--- EXTRACTED RECORDS ---
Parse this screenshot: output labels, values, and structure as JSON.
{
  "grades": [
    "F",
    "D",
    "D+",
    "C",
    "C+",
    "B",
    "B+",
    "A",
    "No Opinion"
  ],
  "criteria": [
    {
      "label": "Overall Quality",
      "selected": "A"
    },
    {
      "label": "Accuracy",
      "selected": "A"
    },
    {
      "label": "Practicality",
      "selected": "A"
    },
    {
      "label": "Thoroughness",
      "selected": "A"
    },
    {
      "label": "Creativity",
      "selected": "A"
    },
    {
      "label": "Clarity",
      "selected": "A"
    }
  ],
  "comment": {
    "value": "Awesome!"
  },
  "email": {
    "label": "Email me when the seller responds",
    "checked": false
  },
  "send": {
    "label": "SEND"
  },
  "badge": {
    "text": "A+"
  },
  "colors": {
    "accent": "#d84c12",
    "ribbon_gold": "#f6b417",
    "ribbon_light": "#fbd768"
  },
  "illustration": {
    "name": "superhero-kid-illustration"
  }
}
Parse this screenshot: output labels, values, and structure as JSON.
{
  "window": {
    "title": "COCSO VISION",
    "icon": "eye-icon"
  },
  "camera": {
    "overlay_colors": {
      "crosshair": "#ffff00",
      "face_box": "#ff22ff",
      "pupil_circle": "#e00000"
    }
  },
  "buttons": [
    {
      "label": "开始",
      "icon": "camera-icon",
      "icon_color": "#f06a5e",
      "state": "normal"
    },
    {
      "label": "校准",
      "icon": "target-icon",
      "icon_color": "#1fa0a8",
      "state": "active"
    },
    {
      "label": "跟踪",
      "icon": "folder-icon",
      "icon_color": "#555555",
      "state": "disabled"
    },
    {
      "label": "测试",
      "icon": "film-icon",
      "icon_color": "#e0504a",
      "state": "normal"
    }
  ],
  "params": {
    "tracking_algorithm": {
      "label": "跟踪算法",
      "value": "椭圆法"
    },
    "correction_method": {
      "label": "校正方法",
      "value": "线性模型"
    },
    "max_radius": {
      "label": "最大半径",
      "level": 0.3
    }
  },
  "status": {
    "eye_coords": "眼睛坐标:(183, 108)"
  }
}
---
# [EXERCISE DETAILS]
Reproduce the full listing above, character for character.

# [TASK OUTPUT]
Parse this screenshot: output labels, values, and structure as JSON.
{
  "grades": [
    "F",
    "D",
    "D+",
    "C",
    "C+",
    "B",
    "B+",
    "A",
    "No Opinion"
  ],
  "criteria": [
    {
      "label": "Overall Quality",
      "selected": "A"
    },
    {
      "label": "Accuracy",
      "selected": "A"
    },
    {
      "label": "Practicality",
      "selected": "A"
    },
    {
      "label": "Thoroughness",
      "selected": "A"
    },
    {
      "label": "Creativity",
      "selected": "A"
    },
    {
      "label": "Clarity",
      "selected": "A"
    }
  ],
  "comment": {
    "value": "Awesome!"
  },
  "email": {
    "label": "Email me when the seller responds",
    "checked": false
  },
  "send": {
    "label": "SEND"
  },
  "badge": {
    "text": "A+"
  },
  "colors": {
    "accent": "#d84c12",
    "ribbon_gold": "#f6b417",
    "ribbon_light": "#fbd768"
  },
  "illustration": {
    "name": "superhero-kid-illustration"
  }
}
Parse this screenshot: output labels, values, and structure as JSON.
{
  "window": {
    "title": "COCSO VISION",
    "icon": "eye-icon"
  },
  "camera": {
    "overlay_colors": {
      "crosshair": "#ffff00",
      "face_box": "#ff22ff",
      "pupil_circle": "#e00000"
    }
  },
  "buttons": [
    {
      "label": "开始",
      "icon": "camera-icon",
      "icon_color": "#f06a5e",
      "state": "normal"
    },
    {
      "label": "校准",
      "icon": "target-icon",
      "icon_color": "#1fa0a8",
      "state": "active"
    },
    {
      "label": "跟踪",
      "icon": "folder-icon",
      "icon_color": "#555555",
      "state": "disabled"
    },
    {
      "label": "测试",
      "icon": "film-icon",
      "icon_color": "#e0504a",
      "state": "normal"
    }
  ],
  "params": {
    "tracking_algorithm": {
      "label": "跟踪算法",
      "value": "椭圆法"
    },
    "correction_method": {
      "label": "校正方法",
      "value": "线性模型"
    },
    "max_radius": {
      "label": "最大半径",
      "level": 0.3
    }
  },
  "status": {
    "eye_coords": "眼睛坐标:(183, 108)"
  }
}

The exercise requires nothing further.